Text excerpt:
▼▼▼

On styles of debate, I don’t apologise to Wombo for a bit of satire about choice of pseudonym. He or she walked into that. Some may think it’s a bit cruel but at least it got their attention.
I sometimes use a bit of satire rather than crude denunciation in discussions that have an acrimonious side. Over a long time in politics, because of the pertinence of my political interventions at different times I’ve copped more abuse than almost anyone on any of these discussion sites.
It’s water off a duck’s back to me, but like Shakespeare’s Shylock, “if you cut me do I not bleed”, so to speak. I tend to store up my responses a bit for an appropriate moment and I try to make my response aggressive but a bit funny, and in my experience that often works. On the discussion list associated with the DSP I’ve managed, from time to time, to reduce certain people who’ve piled acres of abuse on my head to spluttering silence. I take a certain pride in that.
The political aspect is more important than personal feelings, of myself or individuals I sometimes take the mickey out of. For example, on the Green Left discussion site a while back a semi-Stalinist windbag accused me in quite a calculating way of being an agent provocateur, the worst possible slander in the workers movement.
When I objected, the GLW list moderator and the DSP leadership bunch refused to take serious note of my objection to this and tried to pass it off as some kind of kind of personal dispute. The GLW list moderator never insisted that the slander be withdrawn, and the discussion was closed with the implicit threat that I’d be thrown off the list if I continued to pursue the matter.
At the political level, Norm Dixon, the chief cyber-commissar for the DSP majority leadership, relentlessly records everything that he thinks he can present as a betrayal by the Labor Party and evidence of the incurable corruption of the Labor Party, with constant jibes about anyone who’s in the Labor Party being a Rudd stooge, etc, etc. Nothing that might support a contrary impression about Labor or Labor Party members is ever mentioned by Dixon.
Any political argument with the DSP majority over strategy and tactics is relentlessly presented by the Boyle bunch as unreasonable abuse, but they reserve the right themselves to pour invective on anyone they disagree with. See for example, the discussion in which Boyle kept referring to me as whitey a couple of years ago, or the abuse poured forth by Dave Riley and John Tognolini. (Tognolini has calmed down a bit lately, which is a good thing.)
I don’t want to labour the point, because I tend to respond in kind a bit, although vanity leads me to think I’m occasionally a bit funnier than the people abusing me.
I’m not naive enough to require an apology from people for past abuse of me, and I’m certainly not going to apologise for anything that I’ve dished out in response. I’m just interested in trying to put that kind of thing behind us, if possible, to make political discussion a bit easier. I do demand of the strange man from Western Australia that he withdraw his slander that I’m an agent provocateur, but in the real world I doubt that he’s capable of making such a withdrawal. It’s my experience that people who call other people coppers are often open to that accusation themselves, and it’s a destructive way to conduct a discussion.

▲▲▲

What is asked:
In the post on debate styles, what did the commenter on the Green Left discussion site accuse the writer of being?

Data records:

▼▼▼

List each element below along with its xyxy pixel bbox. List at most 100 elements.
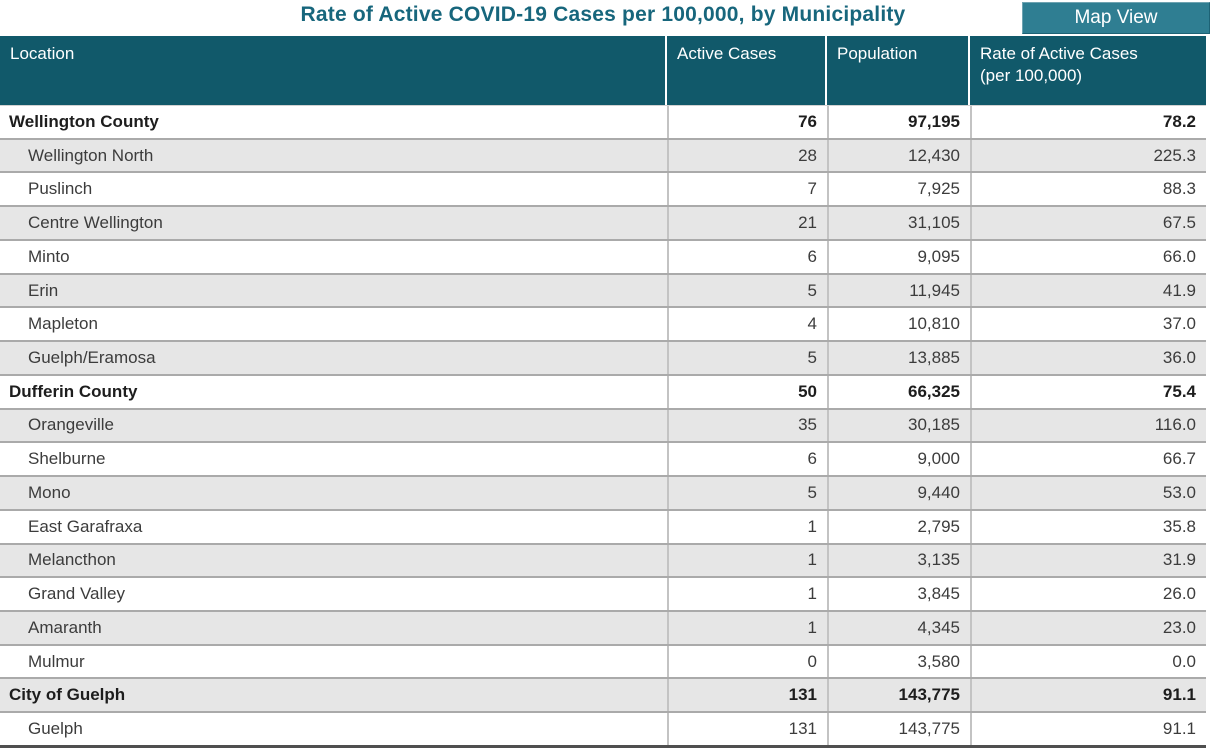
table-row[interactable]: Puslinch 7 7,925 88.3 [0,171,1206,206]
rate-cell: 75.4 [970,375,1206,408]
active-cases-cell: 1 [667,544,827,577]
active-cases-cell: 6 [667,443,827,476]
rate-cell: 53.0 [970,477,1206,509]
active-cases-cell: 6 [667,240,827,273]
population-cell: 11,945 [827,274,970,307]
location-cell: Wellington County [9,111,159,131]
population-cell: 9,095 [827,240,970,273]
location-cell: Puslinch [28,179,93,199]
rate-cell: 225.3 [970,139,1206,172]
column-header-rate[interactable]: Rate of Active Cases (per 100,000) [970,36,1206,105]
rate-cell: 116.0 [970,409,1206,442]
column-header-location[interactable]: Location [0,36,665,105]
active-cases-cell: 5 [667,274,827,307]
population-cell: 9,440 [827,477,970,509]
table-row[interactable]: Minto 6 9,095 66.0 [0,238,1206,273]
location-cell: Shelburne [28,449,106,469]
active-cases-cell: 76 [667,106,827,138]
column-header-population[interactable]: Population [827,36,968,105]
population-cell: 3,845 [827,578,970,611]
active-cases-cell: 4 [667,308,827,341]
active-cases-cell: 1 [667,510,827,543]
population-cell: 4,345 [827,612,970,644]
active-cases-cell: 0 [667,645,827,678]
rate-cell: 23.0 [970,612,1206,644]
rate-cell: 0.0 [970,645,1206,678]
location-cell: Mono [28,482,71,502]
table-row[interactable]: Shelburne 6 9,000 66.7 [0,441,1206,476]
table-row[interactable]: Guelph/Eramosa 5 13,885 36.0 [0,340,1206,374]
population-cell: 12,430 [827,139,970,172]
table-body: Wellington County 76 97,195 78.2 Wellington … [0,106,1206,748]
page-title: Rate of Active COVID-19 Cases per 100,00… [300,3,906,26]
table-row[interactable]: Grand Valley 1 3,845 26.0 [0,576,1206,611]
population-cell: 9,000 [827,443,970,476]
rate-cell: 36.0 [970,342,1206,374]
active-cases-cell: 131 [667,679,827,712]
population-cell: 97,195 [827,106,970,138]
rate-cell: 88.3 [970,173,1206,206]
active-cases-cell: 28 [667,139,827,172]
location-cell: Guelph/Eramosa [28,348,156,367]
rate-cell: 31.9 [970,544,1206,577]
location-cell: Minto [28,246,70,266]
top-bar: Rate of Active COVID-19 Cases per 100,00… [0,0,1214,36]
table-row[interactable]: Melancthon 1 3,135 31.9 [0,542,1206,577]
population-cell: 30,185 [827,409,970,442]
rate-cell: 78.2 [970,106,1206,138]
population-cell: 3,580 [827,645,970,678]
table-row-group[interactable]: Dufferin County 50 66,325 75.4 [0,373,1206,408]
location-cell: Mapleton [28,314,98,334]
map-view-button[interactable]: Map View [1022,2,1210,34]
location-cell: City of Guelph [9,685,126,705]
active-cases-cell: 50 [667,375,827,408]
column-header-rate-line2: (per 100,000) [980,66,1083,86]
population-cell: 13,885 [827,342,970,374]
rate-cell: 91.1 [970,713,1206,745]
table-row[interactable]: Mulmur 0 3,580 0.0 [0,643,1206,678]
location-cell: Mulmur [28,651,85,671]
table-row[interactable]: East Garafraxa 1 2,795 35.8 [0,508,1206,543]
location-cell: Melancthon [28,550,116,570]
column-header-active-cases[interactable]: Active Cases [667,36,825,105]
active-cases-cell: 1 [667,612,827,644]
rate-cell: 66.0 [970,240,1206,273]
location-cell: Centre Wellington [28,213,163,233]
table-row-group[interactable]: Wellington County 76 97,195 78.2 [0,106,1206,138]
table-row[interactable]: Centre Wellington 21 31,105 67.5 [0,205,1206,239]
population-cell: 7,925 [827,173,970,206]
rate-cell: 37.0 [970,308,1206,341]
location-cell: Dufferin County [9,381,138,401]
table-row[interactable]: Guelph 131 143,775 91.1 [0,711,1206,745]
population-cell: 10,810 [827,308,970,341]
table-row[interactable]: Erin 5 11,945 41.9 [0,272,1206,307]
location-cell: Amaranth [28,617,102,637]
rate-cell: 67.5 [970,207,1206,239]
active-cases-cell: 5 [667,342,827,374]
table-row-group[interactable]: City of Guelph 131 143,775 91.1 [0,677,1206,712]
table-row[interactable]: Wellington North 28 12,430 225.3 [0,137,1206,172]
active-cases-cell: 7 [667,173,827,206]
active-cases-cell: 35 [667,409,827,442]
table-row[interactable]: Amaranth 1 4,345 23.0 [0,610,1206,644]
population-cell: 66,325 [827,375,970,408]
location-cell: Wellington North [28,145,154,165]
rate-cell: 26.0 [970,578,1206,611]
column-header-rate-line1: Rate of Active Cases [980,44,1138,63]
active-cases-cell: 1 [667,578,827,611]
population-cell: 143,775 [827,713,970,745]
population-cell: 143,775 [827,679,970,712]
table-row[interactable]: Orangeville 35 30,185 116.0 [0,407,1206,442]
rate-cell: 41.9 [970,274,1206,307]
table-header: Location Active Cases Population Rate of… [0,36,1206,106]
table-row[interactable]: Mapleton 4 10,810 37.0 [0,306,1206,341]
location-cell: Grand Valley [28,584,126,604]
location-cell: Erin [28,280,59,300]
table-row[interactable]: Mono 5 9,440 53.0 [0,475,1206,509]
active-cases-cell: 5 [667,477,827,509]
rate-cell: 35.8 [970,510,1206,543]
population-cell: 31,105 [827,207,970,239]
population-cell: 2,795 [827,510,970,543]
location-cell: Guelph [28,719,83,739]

▲▲▲

The answer:
An agent provocateur.